→ **WHAT TO DO**:
Your task is to repeat the listing exactly.
## Begin DATA FOR THE TASK
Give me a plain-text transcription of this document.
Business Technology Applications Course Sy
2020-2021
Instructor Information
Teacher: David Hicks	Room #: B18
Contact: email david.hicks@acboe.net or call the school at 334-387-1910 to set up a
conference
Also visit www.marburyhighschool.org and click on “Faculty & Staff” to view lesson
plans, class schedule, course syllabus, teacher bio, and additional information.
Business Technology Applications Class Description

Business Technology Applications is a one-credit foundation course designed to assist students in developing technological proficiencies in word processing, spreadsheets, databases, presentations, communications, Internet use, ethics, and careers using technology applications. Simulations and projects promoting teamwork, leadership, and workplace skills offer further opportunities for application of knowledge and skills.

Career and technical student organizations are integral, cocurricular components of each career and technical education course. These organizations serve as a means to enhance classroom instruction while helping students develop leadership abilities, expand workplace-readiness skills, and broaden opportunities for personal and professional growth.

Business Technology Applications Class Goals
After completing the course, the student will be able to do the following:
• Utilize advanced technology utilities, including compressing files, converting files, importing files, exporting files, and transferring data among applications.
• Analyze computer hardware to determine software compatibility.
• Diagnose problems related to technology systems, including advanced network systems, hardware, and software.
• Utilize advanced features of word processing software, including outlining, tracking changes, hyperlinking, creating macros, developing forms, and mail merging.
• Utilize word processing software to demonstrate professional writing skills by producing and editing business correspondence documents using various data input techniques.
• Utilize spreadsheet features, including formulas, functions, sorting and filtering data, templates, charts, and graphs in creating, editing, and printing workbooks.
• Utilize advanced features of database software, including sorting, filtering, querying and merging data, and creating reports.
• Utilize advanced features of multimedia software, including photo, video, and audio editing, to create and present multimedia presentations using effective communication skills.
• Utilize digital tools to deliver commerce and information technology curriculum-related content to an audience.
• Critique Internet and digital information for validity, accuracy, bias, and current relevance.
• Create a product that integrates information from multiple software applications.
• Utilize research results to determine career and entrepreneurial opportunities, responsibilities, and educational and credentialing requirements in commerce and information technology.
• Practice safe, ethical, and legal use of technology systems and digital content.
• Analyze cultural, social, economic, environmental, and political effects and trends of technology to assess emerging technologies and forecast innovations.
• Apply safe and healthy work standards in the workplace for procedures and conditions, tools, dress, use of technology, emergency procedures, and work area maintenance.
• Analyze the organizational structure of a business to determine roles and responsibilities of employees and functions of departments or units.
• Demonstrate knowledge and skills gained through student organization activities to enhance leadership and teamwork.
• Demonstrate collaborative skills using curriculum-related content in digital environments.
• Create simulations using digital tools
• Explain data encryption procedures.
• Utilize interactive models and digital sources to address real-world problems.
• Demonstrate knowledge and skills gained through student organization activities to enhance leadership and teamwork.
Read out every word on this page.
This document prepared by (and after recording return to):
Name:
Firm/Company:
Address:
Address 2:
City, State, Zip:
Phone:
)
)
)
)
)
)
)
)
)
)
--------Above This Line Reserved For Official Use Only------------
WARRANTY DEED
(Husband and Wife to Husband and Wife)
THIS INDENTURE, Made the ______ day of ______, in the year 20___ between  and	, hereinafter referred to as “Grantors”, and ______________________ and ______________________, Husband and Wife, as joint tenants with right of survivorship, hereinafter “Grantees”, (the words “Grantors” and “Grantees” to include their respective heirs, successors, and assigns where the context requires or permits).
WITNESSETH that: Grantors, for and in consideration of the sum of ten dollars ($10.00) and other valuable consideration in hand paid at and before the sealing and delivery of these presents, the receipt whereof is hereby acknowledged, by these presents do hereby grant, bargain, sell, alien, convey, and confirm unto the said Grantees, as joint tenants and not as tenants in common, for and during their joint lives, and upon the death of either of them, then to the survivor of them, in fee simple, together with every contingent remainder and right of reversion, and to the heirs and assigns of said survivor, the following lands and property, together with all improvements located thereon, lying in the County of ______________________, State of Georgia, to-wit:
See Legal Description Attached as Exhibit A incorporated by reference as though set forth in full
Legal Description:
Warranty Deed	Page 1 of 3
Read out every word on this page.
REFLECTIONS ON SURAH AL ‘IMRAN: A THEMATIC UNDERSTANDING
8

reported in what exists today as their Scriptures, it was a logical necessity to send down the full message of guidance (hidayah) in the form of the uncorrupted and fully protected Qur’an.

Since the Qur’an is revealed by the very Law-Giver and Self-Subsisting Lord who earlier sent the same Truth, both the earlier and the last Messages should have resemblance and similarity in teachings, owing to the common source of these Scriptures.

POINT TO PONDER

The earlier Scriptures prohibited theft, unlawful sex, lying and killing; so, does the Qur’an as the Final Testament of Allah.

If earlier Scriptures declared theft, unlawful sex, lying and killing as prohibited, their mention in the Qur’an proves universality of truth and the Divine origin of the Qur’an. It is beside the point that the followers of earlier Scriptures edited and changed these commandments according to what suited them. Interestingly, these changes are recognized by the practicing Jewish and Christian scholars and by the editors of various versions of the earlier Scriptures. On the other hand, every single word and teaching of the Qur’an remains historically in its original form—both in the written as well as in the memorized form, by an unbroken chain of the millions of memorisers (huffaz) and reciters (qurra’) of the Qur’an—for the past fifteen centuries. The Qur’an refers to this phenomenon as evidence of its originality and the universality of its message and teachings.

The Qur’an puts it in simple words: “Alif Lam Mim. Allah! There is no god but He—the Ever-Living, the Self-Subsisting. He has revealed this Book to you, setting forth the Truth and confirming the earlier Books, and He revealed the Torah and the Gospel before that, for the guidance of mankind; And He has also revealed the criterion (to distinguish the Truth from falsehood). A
## End DATA FOR THE TASK
→ **CORRECT OUTPUT**:
Give me a plain-text transcription of this document.
Business Technology Applications Course Sy
2020-2021
Instructor Information
Teacher: David Hicks	Room #: B18
Contact: email david.hicks@acboe.net or call the school at 334-387-1910 to set up a
conference
Also visit www.marburyhighschool.org and click on “Faculty & Staff” to view lesson
plans, class schedule, course syllabus, teacher bio, and additional information.
Business Technology Applications Class Description

Business Technology Applications is a one-credit foundation course designed to assist students in developing technological proficiencies in word processing, spreadsheets, databases, presentations, communications, Internet use, ethics, and careers using technology applications. Simulations and projects promoting teamwork, leadership, and workplace skills offer further opportunities for application of knowledge and skills.

Career and technical student organizations are integral, cocurricular components of each career and technical education course. These organizations serve as a means to enhance classroom instruction while helping students develop leadership abilities, expand workplace-readiness skills, and broaden opportunities for personal and professional growth.

Business Technology Applications Class Goals
After completing the course, the student will be able to do the following:
• Utilize advanced technology utilities, including compressing files, converting files, importing files, exporting files, and transferring data among applications.
• Analyze computer hardware to determine software compatibility.
• Diagnose problems related to technology systems, including advanced network systems, hardware, and software.
• Utilize advanced features of word processing software, including outlining, tracking changes, hyperlinking, creating macros, developing forms, and mail merging.
• Utilize word processing software to demonstrate professional writing skills by producing and editing business correspondence documents using various data input techniques.
• Utilize spreadsheet features, including formulas, functions, sorting and filtering data, templates, charts, and graphs in creating, editing, and printing workbooks.
• Utilize advanced features of database software, including sorting, filtering, querying and merging data, and creating reports.
• Utilize advanced features of multimedia software, including photo, video, and audio editing, to create and present multimedia presentations using effective communication skills.
• Utilize digital tools to deliver commerce and information technology curriculum-related content to an audience.
• Critique Internet and digital information for validity, accuracy, bias, and current relevance.
• Create a product that integrates information from multiple software applications.
• Utilize research results to determine career and entrepreneurial opportunities, responsibilities, and educational and credentialing requirements in commerce and information technology.
• Practice safe, ethical, and legal use of technology systems and digital content.
• Analyze cultural, social, economic, environmental, and political effects and trends of technology to assess emerging technologies and forecast innovations.
• Apply safe and healthy work standards in the workplace for procedures and conditions, tools, dress, use of technology, emergency procedures, and work area maintenance.
• Analyze the organizational structure of a business to determine roles and responsibilities of employees and functions of departments or units.
• Demonstrate knowledge and skills gained through student organization activities to enhance leadership and teamwork.
• Demonstrate collaborative skills using curriculum-related content in digital environments.
• Create simulations using digital tools
• Explain data encryption procedures.
• Utilize interactive models and digital sources to address real-world problems.
• Demonstrate knowledge and skills gained through student organization activities to enhance leadership and teamwork.
Read out every word on this page.
This document prepared by (and after recording return to):
Name:
Firm/Company:
Address:
Address 2:
City, State, Zip:
Phone:
)
)
)
)
)
)
)
)
)
)
--------Above This Line Reserved For Official Use Only------------
WARRANTY DEED
(Husband and Wife to Husband and Wife)
THIS INDENTURE, Made the ______ day of ______, in the year 20___ between  and	, hereinafter referred to as “Grantors”, and ______________________ and ______________________, Husband and Wife, as joint tenants with right of survivorship, hereinafter “Grantees”, (the words “Grantors” and “Grantees” to include their respective heirs, successors, and assigns where the context requires or permits).
WITNESSETH that: Grantors, for and in consideration of the sum of ten dollars ($10.00) and other valuable consideration in hand paid at and before the sealing and delivery of these presents, the receipt whereof is hereby acknowledged, by these presents do hereby grant, bargain, sell, alien, convey, and confirm unto the said Grantees, as joint tenants and not as tenants in common, for and during their joint lives, and upon the death of either of them, then to the survivor of them, in fee simple, together with every contingent remainder and right of reversion, and to the heirs and assigns of said survivor, the following lands and property, together with all improvements located thereon, lying in the County of ______________________, State of Georgia, to-wit:
See Legal Description Attached as Exhibit A incorporated by reference as though set forth in full
Legal Description:
Warranty Deed	Page 1 of 3
Read out every word on this page.
REFLECTIONS ON SURAH AL ‘IMRAN: A THEMATIC UNDERSTANDING
8

reported in what exists today as their Scriptures, it was a logical necessity to send down the full message of guidance (hidayah) in the form of the uncorrupted and fully protected Qur’an.

Since the Qur’an is revealed by the very Law-Giver and Self-Subsisting Lord who earlier sent the same Truth, both the earlier and the last Messages should have resemblance and similarity in teachings, owing to the common source of these Scriptures.

POINT TO PONDER

The earlier Scriptures prohibited theft, unlawful sex, lying and killing; so, does the Qur’an as the Final Testament of Allah.

If earlier Scriptures declared theft, unlawful sex, lying and killing as prohibited, their mention in the Qur’an proves universality of truth and the Divine origin of the Qur’an. It is beside the point that the followers of earlier Scriptures edited and changed these commandments according to what suited them. Interestingly, these changes are recognized by the practicing Jewish and Christian scholars and by the editors of various versions of the earlier Scriptures. On the other hand, every single word and teaching of the Qur’an remains historically in its original form—both in the written as well as in the memorized form, by an unbroken chain of the millions of memorisers (huffaz) and reciters (qurra’) of the Qur’an—for the past fifteen centuries. The Qur’an refers to this phenomenon as evidence of its originality and the universality of its message and teachings.

The Qur’an puts it in simple words: “Alif Lam Mim. Allah! There is no god but He—the Ever-Living, the Self-Subsisting. He has revealed this Book to you, setting forth the Truth and confirming the earlier Books, and He revealed the Torah and the Gospel before that, for the guidance of mankind; And He has also revealed the criterion (to distinguish the Truth from falsehood). A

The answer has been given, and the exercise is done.